- [What the task asks]: Return every line of the data below that includes the string "title".

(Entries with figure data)

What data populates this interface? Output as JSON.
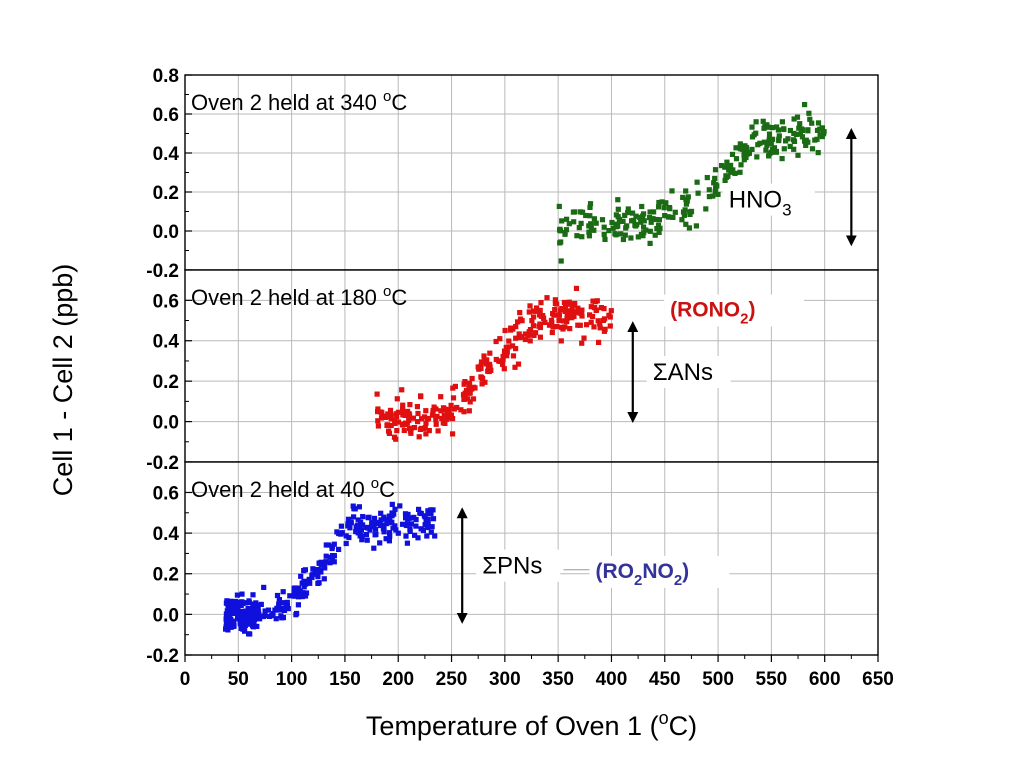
{
  "chart_data": {
    "type": "scatter",
    "xlabel": "Temperature of Oven 1 (°C)",
    "ylabel": "Cell 1 - Cell 2 (ppb)",
    "xlim": [
      0,
      650
    ],
    "x_ticks": [
      "0",
      "50",
      "100",
      "150",
      "200",
      "250",
      "300",
      "350",
      "400",
      "450",
      "500",
      "550",
      "600",
      "650"
    ],
    "grid": true,
    "panels": [
      {
        "title": "Oven 2 held at 340 °C",
        "ylim": [
          -0.2,
          0.8
        ],
        "y_ticks": [
          "-0.2",
          "0.0",
          "0.2",
          "0.4",
          "0.6",
          "0.8"
        ],
        "color": "#1a6b14",
        "annotation": {
          "label": "HNO3",
          "main": "HNO",
          "sub": "3",
          "arrow_from": 0.5,
          "arrow_to": -0.05,
          "arrow_x": 625
        },
        "species": null,
        "series": [
          {
            "name": "HNO3",
            "profile": [
              [
                350,
                0.02
              ],
              [
                420,
                0.03
              ],
              [
                450,
                0.08
              ],
              [
                490,
                0.18
              ],
              [
                510,
                0.35
              ],
              [
                540,
                0.47
              ],
              [
                600,
                0.52
              ]
            ],
            "x_range": [
              350,
              600
            ],
            "noise": 0.05,
            "n": 260
          }
        ]
      },
      {
        "title": "Oven 2 held at 180 °C",
        "ylim": [
          -0.2,
          0.75
        ],
        "y_ticks": [
          "-0.2",
          "0.0",
          "0.2",
          "0.4",
          "0.6"
        ],
        "color": "#e01010",
        "annotation": {
          "label": "ΣANs",
          "main": "ΣANs",
          "sub": "",
          "arrow_from": 0.47,
          "arrow_to": 0.02,
          "arrow_x": 420
        },
        "species": {
          "text": "(RONO",
          "sub": "2",
          "close": ")",
          "color": "#cc1111"
        },
        "series": [
          {
            "name": "ΣANs",
            "profile": [
              [
                180,
                0.0
              ],
              [
                240,
                0.01
              ],
              [
                260,
                0.1
              ],
              [
                290,
                0.3
              ],
              [
                320,
                0.47
              ],
              [
                350,
                0.52
              ],
              [
                400,
                0.52
              ]
            ],
            "x_range": [
              180,
              400
            ],
            "noise": 0.05,
            "n": 300
          }
        ]
      },
      {
        "title": "Oven 2 held at 40 °C",
        "ylim": [
          -0.2,
          0.75
        ],
        "y_ticks": [
          "-0.2",
          "0.0",
          "0.2",
          "0.4",
          "0.6"
        ],
        "color": "#1010dd",
        "annotation": {
          "label": "ΣPNs",
          "main": "ΣPNs",
          "sub": "",
          "arrow_from": 0.5,
          "arrow_to": -0.02,
          "arrow_x": 260
        },
        "species": {
          "text": "(RO",
          "sub": "2",
          "mid": "NO",
          "sub2": "2",
          "close": ")",
          "color": "#333399"
        },
        "series": [
          {
            "name": "ΣPNs",
            "profile": [
              [
                38,
                0.0
              ],
              [
                70,
                0.0
              ],
              [
                100,
                0.05
              ],
              [
                130,
                0.25
              ],
              [
                155,
                0.43
              ],
              [
                200,
                0.45
              ],
              [
                235,
                0.47
              ]
            ],
            "x_range": [
              38,
              235
            ],
            "noise": 0.04,
            "n": 420
          }
        ]
      }
    ]
  }
}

- [Response for this exercise]:
        "title": "Oven 2 held at 340 °C",
        "title": "Oven 2 held at 180 °C",
        "title": "Oven 2 held at 40 °C",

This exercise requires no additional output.